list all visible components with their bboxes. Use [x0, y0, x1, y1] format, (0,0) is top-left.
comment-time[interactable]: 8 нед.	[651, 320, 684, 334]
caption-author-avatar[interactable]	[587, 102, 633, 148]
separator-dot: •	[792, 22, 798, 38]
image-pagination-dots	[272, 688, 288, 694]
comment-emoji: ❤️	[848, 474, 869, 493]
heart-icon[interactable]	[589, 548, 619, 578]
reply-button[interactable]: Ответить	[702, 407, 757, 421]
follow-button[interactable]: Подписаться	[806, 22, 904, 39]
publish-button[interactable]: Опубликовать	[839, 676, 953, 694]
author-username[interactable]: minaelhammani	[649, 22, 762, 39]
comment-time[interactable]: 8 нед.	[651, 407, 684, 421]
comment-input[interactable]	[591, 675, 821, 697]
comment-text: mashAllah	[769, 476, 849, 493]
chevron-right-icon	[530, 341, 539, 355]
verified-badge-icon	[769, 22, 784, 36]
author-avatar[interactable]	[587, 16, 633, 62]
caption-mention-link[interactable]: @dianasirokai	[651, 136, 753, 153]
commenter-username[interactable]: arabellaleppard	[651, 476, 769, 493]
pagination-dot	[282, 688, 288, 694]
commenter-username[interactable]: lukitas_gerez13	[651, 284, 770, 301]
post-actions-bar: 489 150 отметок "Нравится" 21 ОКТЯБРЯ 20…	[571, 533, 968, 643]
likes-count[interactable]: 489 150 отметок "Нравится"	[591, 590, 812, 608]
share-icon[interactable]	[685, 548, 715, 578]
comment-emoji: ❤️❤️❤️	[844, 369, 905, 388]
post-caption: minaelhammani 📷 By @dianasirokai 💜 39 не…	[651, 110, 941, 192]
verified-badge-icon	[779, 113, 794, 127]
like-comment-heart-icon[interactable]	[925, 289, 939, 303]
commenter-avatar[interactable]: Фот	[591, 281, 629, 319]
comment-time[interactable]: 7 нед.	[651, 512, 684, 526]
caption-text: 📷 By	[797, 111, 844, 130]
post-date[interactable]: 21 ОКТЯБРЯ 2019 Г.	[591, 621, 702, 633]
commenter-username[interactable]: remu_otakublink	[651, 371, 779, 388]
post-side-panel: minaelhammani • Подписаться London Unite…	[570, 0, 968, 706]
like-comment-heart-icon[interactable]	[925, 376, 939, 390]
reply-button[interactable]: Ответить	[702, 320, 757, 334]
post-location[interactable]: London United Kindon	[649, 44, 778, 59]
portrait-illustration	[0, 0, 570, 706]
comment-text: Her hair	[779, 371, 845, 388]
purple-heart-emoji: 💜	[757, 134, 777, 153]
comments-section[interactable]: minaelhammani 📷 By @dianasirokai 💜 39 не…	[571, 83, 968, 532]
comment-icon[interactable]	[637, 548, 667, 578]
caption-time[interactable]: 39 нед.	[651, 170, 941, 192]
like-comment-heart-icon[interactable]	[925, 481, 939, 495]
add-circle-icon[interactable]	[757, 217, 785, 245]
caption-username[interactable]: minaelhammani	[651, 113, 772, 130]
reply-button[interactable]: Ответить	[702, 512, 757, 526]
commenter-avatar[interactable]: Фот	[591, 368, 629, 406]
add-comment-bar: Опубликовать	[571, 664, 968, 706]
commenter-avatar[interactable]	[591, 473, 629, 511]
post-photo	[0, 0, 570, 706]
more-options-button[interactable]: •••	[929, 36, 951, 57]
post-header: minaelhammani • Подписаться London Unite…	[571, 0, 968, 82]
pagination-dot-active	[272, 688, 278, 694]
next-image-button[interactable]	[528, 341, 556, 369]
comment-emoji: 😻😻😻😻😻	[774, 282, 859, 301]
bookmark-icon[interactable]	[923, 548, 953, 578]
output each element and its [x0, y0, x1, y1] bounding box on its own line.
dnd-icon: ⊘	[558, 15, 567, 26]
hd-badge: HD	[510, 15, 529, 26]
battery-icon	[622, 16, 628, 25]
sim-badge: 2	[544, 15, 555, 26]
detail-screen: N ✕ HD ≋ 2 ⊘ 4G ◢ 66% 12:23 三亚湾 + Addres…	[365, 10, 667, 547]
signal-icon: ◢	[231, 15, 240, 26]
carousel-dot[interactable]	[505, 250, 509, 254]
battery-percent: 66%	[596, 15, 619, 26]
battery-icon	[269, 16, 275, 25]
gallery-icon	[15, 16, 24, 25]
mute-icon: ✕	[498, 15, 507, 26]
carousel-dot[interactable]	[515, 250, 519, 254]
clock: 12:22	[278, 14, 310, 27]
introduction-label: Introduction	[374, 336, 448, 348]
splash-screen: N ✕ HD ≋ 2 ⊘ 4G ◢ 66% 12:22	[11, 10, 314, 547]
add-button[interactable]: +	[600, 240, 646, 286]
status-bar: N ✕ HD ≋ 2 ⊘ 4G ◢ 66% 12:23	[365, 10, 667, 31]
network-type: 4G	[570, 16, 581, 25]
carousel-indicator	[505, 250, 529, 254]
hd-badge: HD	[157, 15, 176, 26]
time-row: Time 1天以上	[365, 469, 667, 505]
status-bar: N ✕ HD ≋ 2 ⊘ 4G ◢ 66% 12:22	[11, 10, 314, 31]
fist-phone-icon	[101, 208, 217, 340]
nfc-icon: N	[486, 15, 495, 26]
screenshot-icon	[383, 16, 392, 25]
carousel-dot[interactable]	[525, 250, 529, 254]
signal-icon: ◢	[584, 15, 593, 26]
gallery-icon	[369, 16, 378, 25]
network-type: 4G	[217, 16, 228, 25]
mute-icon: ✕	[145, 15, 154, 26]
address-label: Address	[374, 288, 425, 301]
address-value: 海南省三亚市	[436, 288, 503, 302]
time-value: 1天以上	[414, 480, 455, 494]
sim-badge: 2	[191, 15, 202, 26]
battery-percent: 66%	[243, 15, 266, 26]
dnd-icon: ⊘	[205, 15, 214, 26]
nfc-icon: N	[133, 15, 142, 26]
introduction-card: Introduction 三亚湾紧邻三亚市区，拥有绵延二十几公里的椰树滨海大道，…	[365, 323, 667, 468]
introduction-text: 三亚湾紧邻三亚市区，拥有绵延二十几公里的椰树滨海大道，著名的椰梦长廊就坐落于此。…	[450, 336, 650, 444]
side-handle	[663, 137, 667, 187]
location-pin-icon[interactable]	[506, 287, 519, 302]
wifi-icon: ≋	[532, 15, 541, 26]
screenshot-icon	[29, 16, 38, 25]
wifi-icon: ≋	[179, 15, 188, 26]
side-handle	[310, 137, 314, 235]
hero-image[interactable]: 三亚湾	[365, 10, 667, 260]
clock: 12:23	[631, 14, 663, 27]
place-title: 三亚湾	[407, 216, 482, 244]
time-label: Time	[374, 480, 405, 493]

Aim ▸ Could you reproduce all of the data above, line for line and without changing a single character?

Reply ▸
list all visible components with their bboxes. Use [x0, y0, x1, y1] format, (0,0) is top-left.
comment-time[interactable]: 8 нед.	[651, 320, 684, 334]
caption-author-avatar[interactable]	[587, 102, 633, 148]
separator-dot: •	[792, 22, 798, 38]
image-pagination-dots	[272, 688, 288, 694]
comment-emoji: ❤️	[848, 474, 869, 493]
heart-icon[interactable]	[589, 548, 619, 578]
reply-button[interactable]: Ответить	[702, 407, 757, 421]
follow-button[interactable]: Подписаться	[806, 22, 904, 39]
publish-button[interactable]: Опубликовать	[839, 676, 953, 694]
author-username[interactable]: minaelhammani	[649, 22, 762, 39]
comment-time[interactable]: 8 нед.	[651, 407, 684, 421]
comment-input[interactable]	[591, 675, 821, 697]
comment-text: mashAllah	[769, 476, 849, 493]
chevron-right-icon	[530, 341, 539, 355]
verified-badge-icon	[769, 22, 784, 36]
author-avatar[interactable]	[587, 16, 633, 62]
caption-mention-link[interactable]: @dianasirokai	[651, 136, 753, 153]
commenter-username[interactable]: arabellaleppard	[651, 476, 769, 493]
pagination-dot	[282, 688, 288, 694]
commenter-username[interactable]: lukitas_gerez13	[651, 284, 770, 301]
post-actions-bar: 489 150 отметок "Нравится" 21 ОКТЯБРЯ 20…	[571, 533, 968, 643]
likes-count[interactable]: 489 150 отметок "Нравится"	[591, 590, 812, 608]
share-icon[interactable]	[685, 548, 715, 578]
comment-emoji: ❤️❤️❤️	[844, 369, 905, 388]
post-caption: minaelhammani 📷 By @dianasirokai 💜 39 не…	[651, 110, 941, 192]
verified-badge-icon	[779, 113, 794, 127]
like-comment-heart-icon[interactable]	[925, 289, 939, 303]
commenter-avatar[interactable]: Фот	[591, 281, 629, 319]
comment-time[interactable]: 7 нед.	[651, 512, 684, 526]
caption-text: 📷 By	[797, 111, 844, 130]
post-date[interactable]: 21 ОКТЯБРЯ 2019 Г.	[591, 621, 702, 633]
commenter-username[interactable]: remu_otakublink	[651, 371, 779, 388]
post-side-panel: minaelhammani • Подписаться London Unite…	[570, 0, 968, 706]
like-comment-heart-icon[interactable]	[925, 376, 939, 390]
reply-button[interactable]: Ответить	[702, 320, 757, 334]
post-location[interactable]: London United Kindon	[649, 44, 778, 59]
portrait-illustration	[0, 0, 570, 706]
comment-text: Her hair	[779, 371, 845, 388]
purple-heart-emoji: 💜	[757, 134, 777, 153]
comments-section[interactable]: minaelhammani 📷 By @dianasirokai 💜 39 не…	[571, 83, 968, 532]
comment-icon[interactable]	[637, 548, 667, 578]
caption-time[interactable]: 39 нед.	[651, 170, 941, 192]
like-comment-heart-icon[interactable]	[925, 481, 939, 495]
add-circle-icon[interactable]	[757, 217, 785, 245]
caption-username[interactable]: minaelhammani	[651, 113, 772, 130]
reply-button[interactable]: Ответить	[702, 512, 757, 526]
commenter-avatar[interactable]: Фот	[591, 368, 629, 406]
add-comment-bar: Опубликовать	[571, 664, 968, 706]
commenter-avatar[interactable]	[591, 473, 629, 511]
post-photo	[0, 0, 570, 706]
more-options-button[interactable]: •••	[929, 36, 951, 57]
post-header: minaelhammani • Подписаться London Unite…	[571, 0, 968, 82]
pagination-dot-active	[272, 688, 278, 694]
next-image-button[interactable]	[528, 341, 556, 369]
comment-emoji: 😻😻😻😻😻	[774, 282, 859, 301]
bookmark-icon[interactable]	[923, 548, 953, 578]
output each element and its [x0, y0, x1, y1] bounding box on its own line.
dnd-icon: ⊘	[558, 15, 567, 26]
hd-badge: HD	[510, 15, 529, 26]
battery-icon	[622, 16, 628, 25]
sim-badge: 2	[544, 15, 555, 26]
detail-screen: N ✕ HD ≋ 2 ⊘ 4G ◢ 66% 12:23 三亚湾 + Addres…	[365, 10, 667, 547]
signal-icon: ◢	[231, 15, 240, 26]
carousel-dot[interactable]	[505, 250, 509, 254]
battery-percent: 66%	[596, 15, 619, 26]
battery-icon	[269, 16, 275, 25]
gallery-icon	[15, 16, 24, 25]
mute-icon: ✕	[498, 15, 507, 26]
carousel-dot[interactable]	[515, 250, 519, 254]
clock: 12:22	[278, 14, 310, 27]
introduction-label: Introduction	[374, 336, 448, 348]
splash-screen: N ✕ HD ≋ 2 ⊘ 4G ◢ 66% 12:22	[11, 10, 314, 547]
add-button[interactable]: +	[600, 240, 646, 286]
status-bar: N ✕ HD ≋ 2 ⊘ 4G ◢ 66% 12:23	[365, 10, 667, 31]
network-type: 4G	[570, 16, 581, 25]
carousel-indicator	[505, 250, 529, 254]
hd-badge: HD	[157, 15, 176, 26]
time-row: Time 1天以上	[365, 469, 667, 505]
status-bar: N ✕ HD ≋ 2 ⊘ 4G ◢ 66% 12:22	[11, 10, 314, 31]
fist-phone-icon	[101, 208, 217, 340]
nfc-icon: N	[486, 15, 495, 26]
screenshot-icon	[383, 16, 392, 25]
carousel-dot[interactable]	[525, 250, 529, 254]
signal-icon: ◢	[584, 15, 593, 26]
gallery-icon	[369, 16, 378, 25]
network-type: 4G	[217, 16, 228, 25]
mute-icon: ✕	[145, 15, 154, 26]
address-label: Address	[374, 288, 425, 301]
address-value: 海南省三亚市	[436, 288, 503, 302]
time-value: 1天以上	[414, 480, 455, 494]
sim-badge: 2	[191, 15, 202, 26]
battery-percent: 66%	[243, 15, 266, 26]
dnd-icon: ⊘	[205, 15, 214, 26]
nfc-icon: N	[133, 15, 142, 26]
introduction-card: Introduction 三亚湾紧邻三亚市区，拥有绵延二十几公里的椰树滨海大道，…	[365, 323, 667, 468]
introduction-text: 三亚湾紧邻三亚市区，拥有绵延二十几公里的椰树滨海大道，著名的椰梦长廊就坐落于此。…	[450, 336, 650, 444]
side-handle	[663, 137, 667, 187]
location-pin-icon[interactable]	[506, 287, 519, 302]
wifi-icon: ≋	[532, 15, 541, 26]
screenshot-icon	[29, 16, 38, 25]
wifi-icon: ≋	[179, 15, 188, 26]
side-handle	[310, 137, 314, 235]
hero-image[interactable]: 三亚湾	[365, 10, 667, 260]
clock: 12:23	[631, 14, 663, 27]
place-title: 三亚湾	[407, 216, 482, 244]
time-label: Time	[374, 480, 405, 493]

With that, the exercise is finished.